** start Data **

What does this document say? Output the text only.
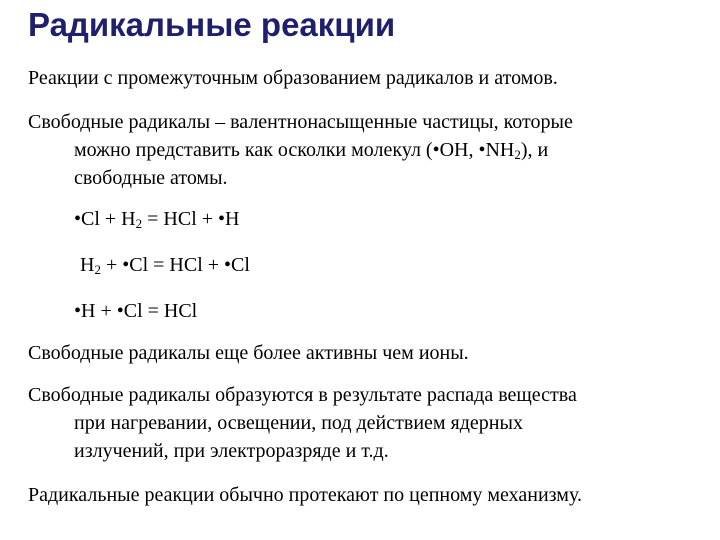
Радикальные реакции
Реакции с промежуточным образованием радикалов и атомов.
Свободные радикалы – валентнонасыщенные частицы, которые
можно представить как осколки молекул (•OH, $•NH_2$), и
свободные атомы.
•Cl + $H_2$ = HCl + •H
$H_2$ + •Cl = HCl + •Cl
•H + •Cl = HCl
Свободные радикалы еще более активны чем ионы.
Свободные радикалы образуются в результате распада вещества
при нагревании, освещении, под действием ядерных
излучений, при электроразряде и т.д.
Радикальные реакции обычно протекают по цепному механизму.
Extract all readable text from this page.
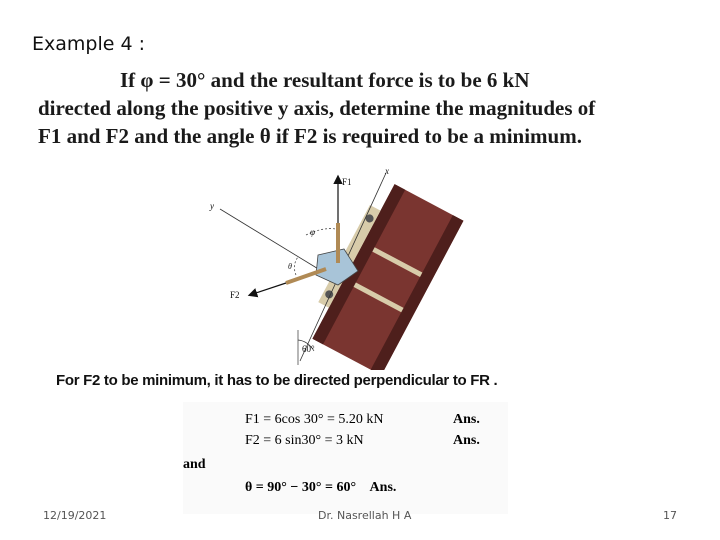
Example 4 :
If φ = 30° and the resultant force is to be 6 kN
directed along the positive y axis, determine the magnitudes of
F1 and F2 and the angle θ if F2 is required to be a minimum.
x
y
60°
F1
F2
φ
θ
For F2 to be minimum, it has to be directed perpendicular to FR .
F1 = 6cos 30° = 5.20 kN	Ans.
F2 = 6 sin30° = 3 kN	Ans.
and
θ = 90° − 30° = 60° Ans.
12/19/2021	Dr. Nasrellah H A	17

** end Data **

**Aim**
Tally up the lines in the records containing the word "Радикальные", then give the count and nothing else.

**Exercise solution**
2